(Records from a dataset)
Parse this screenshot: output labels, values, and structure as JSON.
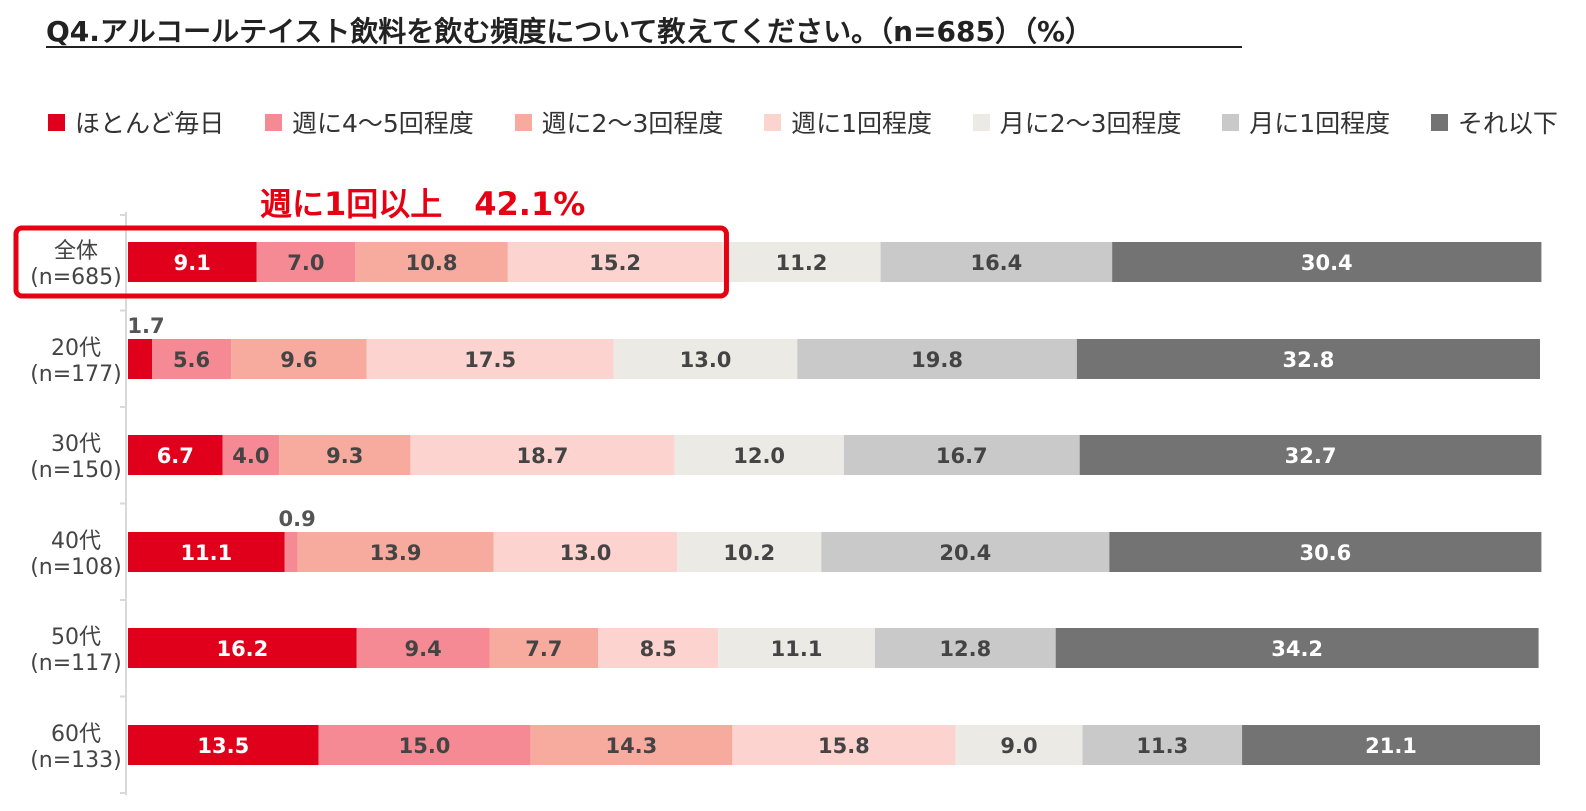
{
  "title": "Q4.アルコールテイスト飲料を飲む頻度について教えてください。（n=685）（%）",
  "callout": "週に1回以上　42.1%",
  "colors": {
    "callout": "#e60012",
    "segments": [
      "#e0001b",
      "#f58a94",
      "#f7aa9e",
      "#fdd3cf",
      "#ebeae5",
      "#c9c9c9",
      "#737373"
    ],
    "label_light": "#ffffff",
    "label_dark": "#444444"
  },
  "chart_data": {
    "type": "bar",
    "orientation": "horizontal",
    "stacked": true,
    "percent": true,
    "categories": [
      [
        "全体",
        "(n=685)"
      ],
      [
        "20代",
        "(n=177)"
      ],
      [
        "30代",
        "(n=150)"
      ],
      [
        "40代",
        "(n=108)"
      ],
      [
        "50代",
        "(n=117)"
      ],
      [
        "60代",
        "(n=133)"
      ]
    ],
    "series": [
      {
        "name": "ほとんど毎日",
        "values": [
          9.1,
          1.7,
          6.7,
          11.1,
          16.2,
          13.5
        ]
      },
      {
        "name": "週に4～5回程度",
        "values": [
          7.0,
          5.6,
          4.0,
          0.9,
          9.4,
          15.0
        ]
      },
      {
        "name": "週に2～3回程度",
        "values": [
          10.8,
          9.6,
          9.3,
          13.9,
          7.7,
          14.3
        ]
      },
      {
        "name": "週に1回程度",
        "values": [
          15.2,
          17.5,
          18.7,
          13.0,
          8.5,
          15.8
        ]
      },
      {
        "name": "月に2～3回程度",
        "values": [
          11.2,
          13.0,
          12.0,
          10.2,
          11.1,
          9.0
        ]
      },
      {
        "name": "月に1回程度",
        "values": [
          16.4,
          19.8,
          16.7,
          20.4,
          12.8,
          11.3
        ]
      },
      {
        "name": "それ以下",
        "values": [
          30.4,
          32.8,
          32.7,
          30.6,
          34.2,
          21.1
        ]
      }
    ],
    "xlim": [
      0,
      100
    ],
    "legend_position": "top",
    "highlight": {
      "category_index": 0,
      "series_range": [
        0,
        3
      ]
    }
  }
}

_What the exercise asks_: Write every entry out again exactly, dropping the pictures.

_Task output_:
Parse this screenshot: output labels, values, and structure as JSON.
{
  "title": "Q4.アルコールテイスト飲料を飲む頻度について教えてください。（n=685）（%）",
  "callout": "週に1回以上　42.1%",
  "colors": {
    "callout": "#e60012",
    "segments": [
      "#e0001b",
      "#f58a94",
      "#f7aa9e",
      "#fdd3cf",
      "#ebeae5",
      "#c9c9c9",
      "#737373"
    ],
    "label_light": "#ffffff",
    "label_dark": "#444444"
  },
  "chart_data": {
    "type": "bar",
    "orientation": "horizontal",
    "stacked": true,
    "percent": true,
    "categories": [
      [
        "全体",
        "(n=685)"
      ],
      [
        "20代",
        "(n=177)"
      ],
      [
        "30代",
        "(n=150)"
      ],
      [
        "40代",
        "(n=108)"
      ],
      [
        "50代",
        "(n=117)"
      ],
      [
        "60代",
        "(n=133)"
      ]
    ],
    "series": [
      {
        "name": "ほとんど毎日",
        "values": [
          9.1,
          1.7,
          6.7,
          11.1,
          16.2,
          13.5
        ]
      },
      {
        "name": "週に4～5回程度",
        "values": [
          7.0,
          5.6,
          4.0,
          0.9,
          9.4,
          15.0
        ]
      },
      {
        "name": "週に2～3回程度",
        "values": [
          10.8,
          9.6,
          9.3,
          13.9,
          7.7,
          14.3
        ]
      },
      {
        "name": "週に1回程度",
        "values": [
          15.2,
          17.5,
          18.7,
          13.0,
          8.5,
          15.8
        ]
      },
      {
        "name": "月に2～3回程度",
        "values": [
          11.2,
          13.0,
          12.0,
          10.2,
          11.1,
          9.0
        ]
      },
      {
        "name": "月に1回程度",
        "values": [
          16.4,
          19.8,
          16.7,
          20.4,
          12.8,
          11.3
        ]
      },
      {
        "name": "それ以下",
        "values": [
          30.4,
          32.8,
          32.7,
          30.6,
          34.2,
          21.1
        ]
      }
    ],
    "xlim": [
      0,
      100
    ],
    "legend_position": "top",
    "highlight": {
      "category_index": 0,
      "series_range": [
        0,
        3
      ]
    }
  }
}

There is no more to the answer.